EXERCISE DIRECTIONS
Copy the entries below exactly. Images do not belong in the copy.

- - - - - - -

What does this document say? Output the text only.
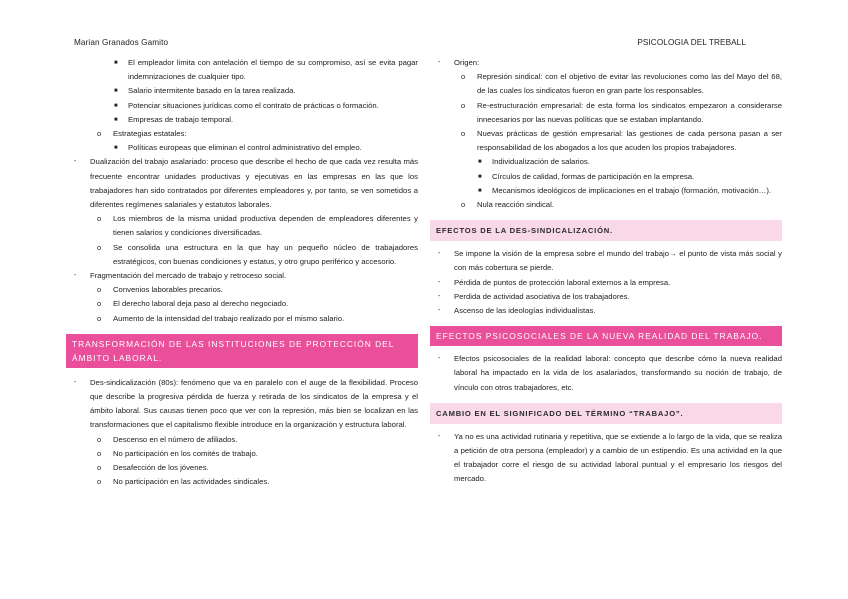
Marian Granados Gamito	PSICOLOGIA DEL TREBALL
■ El empleador limita con antelación el tiempo de su compromiso, así se evita pagar indemnizaciones de cualquier tipo.
■ Salario intermitente basado en la tarea realizada.
■ Potenciar situaciones jurídicas como el contrato de prácticas o formación.
■ Empresas de trabajo temporal.
o Estrategias estatales:
■ Políticas europeas que eliminan el control administrativo del empleo.
- Dualización del trabajo asalariado: proceso que describe el hecho de que cada vez resulta más frecuente encontrar unidades productivas y ejecutivas en las empresas en las que los trabajadores han sido contratados por diferentes empleadores y, por tanto, se ven sometidos a diferentes regímenes salariales y estatutos laborales.
o Los miembros de la misma unidad productiva dependen de empleadores diferentes y tienen salarios y condiciones diversificadas.
o Se consolida una estructura en la que hay un pequeño núcleo de trabajadores estratégicos, con buenas condiciones y estatus, y otro grupo periférico y accesorio.
- Fragmentación del mercado de trabajo y retroceso social.
o Convenios laborables precarios.
o El derecho laboral deja paso al derecho negociado.
o Aumento de la intensidad del trabajo realizado por el mismo salario.
TRANSFORMACIÓN DE LAS INSTITUCIONES DE PROTECCIÓN DEL ÁMBITO LABORAL.
- Des-sindicalización (80s): fenómeno que va en paralelo con el auge de la flexibilidad. Proceso que describe la progresiva pérdida de fuerza y retirada de los sindicatos de la empresa y el ámbito laboral. Sus causas tienen poco que ver con la represión, más bien se localizan en las transformaciones que el capitalismo flexible introduce en la organización y estructura laboral.
o Descenso en el número de afiliados.
o No participación en los comités de trabajo.
o Desafección de los jóvenes.
o No participación en las actividades sindicales.
- Origen:
o Represión sindical: con el objetivo de evitar las revoluciones como las del Mayo del 68, de las cuales los sindicatos fueron en gran parte los responsables.
o Re-estructuración empresarial: de esta forma los sindicatos empezaron a considerarse innecesarios por las nuevas políticas que se estaban implantando.
o Nuevas prácticas de gestión empresarial: las gestiones de cada persona pasan a ser responsabilidad de los abogados a los que acuden los propios trabajadores.
■ Individualización de salarios.
■ Círculos de calidad, formas de participación en la empresa.
■ Mecanismos ideológicos de implicaciones en el trabajo (formación, motivación…).
o Nula reacción sindical.
EFECTOS DE LA DES-SINDICALIZACIÓN.
- Se impone la visión de la empresa sobre el mundo del trabajo→ el punto de vista más social y con más cobertura se pierde.
- Pérdida de puntos de protección laboral externos a la empresa.
- Perdida de actividad asociativa de los trabajadores.
- Ascenso de las ideologías individualistas.
EFECTOS PSICOSOCIALES DE LA NUEVA REALIDAD DEL TRABAJO.
- Efectos psicosociales de la realidad laboral: concepto que describe cómo la nueva realidad laboral ha impactado en la vida de los asalariados, transformando su noción de trabajo, de vínculo con otros trabajadores, etc.
CAMBIO EN EL SIGNIFICADO DEL TÉRMINO “TRABAJO”.
- Ya no es una actividad rutinaria y repetitiva, que se extiende a lo largo de la vida, que se realiza a petición de otra persona (empleador) y a cambio de un estipendio. Es una actividad en la que el trabajador corre el riesgo de su actividad laboral puntual y el empresario los riesgos del mercado.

- - - - - - -

THE OUTPUT
What does this document say? Output the text only.
Marian Granados Gamito	PSICOLOGIA DEL TREBALL
■ El empleador limita con antelación el tiempo de su compromiso, así se evita pagar indemnizaciones de cualquier tipo.
■ Salario intermitente basado en la tarea realizada.
■ Potenciar situaciones jurídicas como el contrato de prácticas o formación.
■ Empresas de trabajo temporal.
o Estrategias estatales:
■ Políticas europeas que eliminan el control administrativo del empleo.
- Dualización del trabajo asalariado: proceso que describe el hecho de que cada vez resulta más frecuente encontrar unidades productivas y ejecutivas en las empresas en las que los trabajadores han sido contratados por diferentes empleadores y, por tanto, se ven sometidos a diferentes regímenes salariales y estatutos laborales.
o Los miembros de la misma unidad productiva dependen de empleadores diferentes y tienen salarios y condiciones diversificadas.
o Se consolida una estructura en la que hay un pequeño núcleo de trabajadores estratégicos, con buenas condiciones y estatus, y otro grupo periférico y accesorio.
- Fragmentación del mercado de trabajo y retroceso social.
o Convenios laborables precarios.
o El derecho laboral deja paso al derecho negociado.
o Aumento de la intensidad del trabajo realizado por el mismo salario.
TRANSFORMACIÓN DE LAS INSTITUCIONES DE PROTECCIÓN DEL ÁMBITO LABORAL.
- Des-sindicalización (80s): fenómeno que va en paralelo con el auge de la flexibilidad. Proceso que describe la progresiva pérdida de fuerza y retirada de los sindicatos de la empresa y el ámbito laboral. Sus causas tienen poco que ver con la represión, más bien se localizan en las transformaciones que el capitalismo flexible introduce en la organización y estructura laboral.
o Descenso en el número de afiliados.
o No participación en los comités de trabajo.
o Desafección de los jóvenes.
o No participación en las actividades sindicales.
- Origen:
o Represión sindical: con el objetivo de evitar las revoluciones como las del Mayo del 68, de las cuales los sindicatos fueron en gran parte los responsables.
o Re-estructuración empresarial: de esta forma los sindicatos empezaron a considerarse innecesarios por las nuevas políticas que se estaban implantando.
o Nuevas prácticas de gestión empresarial: las gestiones de cada persona pasan a ser responsabilidad de los abogados a los que acuden los propios trabajadores.
■ Individualización de salarios.
■ Círculos de calidad, formas de participación en la empresa.
■ Mecanismos ideológicos de implicaciones en el trabajo (formación, motivación…).
o Nula reacción sindical.
EFECTOS DE LA DES-SINDICALIZACIÓN.
- Se impone la visión de la empresa sobre el mundo del trabajo→ el punto de vista más social y con más cobertura se pierde.
- Pérdida de puntos de protección laboral externos a la empresa.
- Perdida de actividad asociativa de los trabajadores.
- Ascenso de las ideologías individualistas.
EFECTOS PSICOSOCIALES DE LA NUEVA REALIDAD DEL TRABAJO.
- Efectos psicosociales de la realidad laboral: concepto que describe cómo la nueva realidad laboral ha impactado en la vida de los asalariados, transformando su noción de trabajo, de vínculo con otros trabajadores, etc.
CAMBIO EN EL SIGNIFICADO DEL TÉRMINO “TRABAJO”.
- Ya no es una actividad rutinaria y repetitiva, que se extiende a lo largo de la vida, que se realiza a petición de otra persona (empleador) y a cambio de un estipendio. Es una actividad en la que el trabajador corre el riesgo de su actividad laboral puntual y el empresario los riesgos del mercado.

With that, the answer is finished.